***** Records for the task *****
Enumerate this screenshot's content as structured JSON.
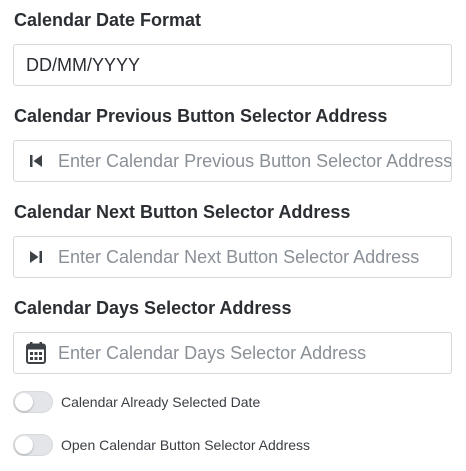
{
  "fields": {
    "date_format": {
      "label": "Calendar Date Format",
      "value": "DD/MM/YYYY",
      "placeholder": ""
    },
    "previous_button": {
      "label": "Calendar Previous Button Selector Address",
      "value": "",
      "placeholder": "Enter Calendar Previous Button Selector Address",
      "icon": "skip-previous-icon"
    },
    "next_button": {
      "label": "Calendar Next Button Selector Address",
      "value": "",
      "placeholder": "Enter Calendar Next Button Selector Address",
      "icon": "skip-next-icon"
    },
    "days_selector": {
      "label": "Calendar Days Selector Address",
      "value": "",
      "placeholder": "Enter Calendar Days Selector Address",
      "icon": "calendar-icon"
    }
  },
  "toggles": {
    "already_selected_date": {
      "label": "Calendar Already Selected Date",
      "on": false
    },
    "open_calendar_button": {
      "label": "Open Calendar Button Selector Address",
      "on": false
    }
  },
  "colors": {
    "icon": "#3d4247",
    "toggle_off": "#e3e5e8",
    "border": "#d4d8dc"
  }
}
*****
Exercise directions:
Select and copy every line from the records that includes the word "placeholder".

The reply:
      "placeholder": ""
      "placeholder": "Enter Calendar Previous Button Selector Address",
      "placeholder": "Enter Calendar Next Button Selector Address",
      "placeholder": "Enter Calendar Days Selector Address",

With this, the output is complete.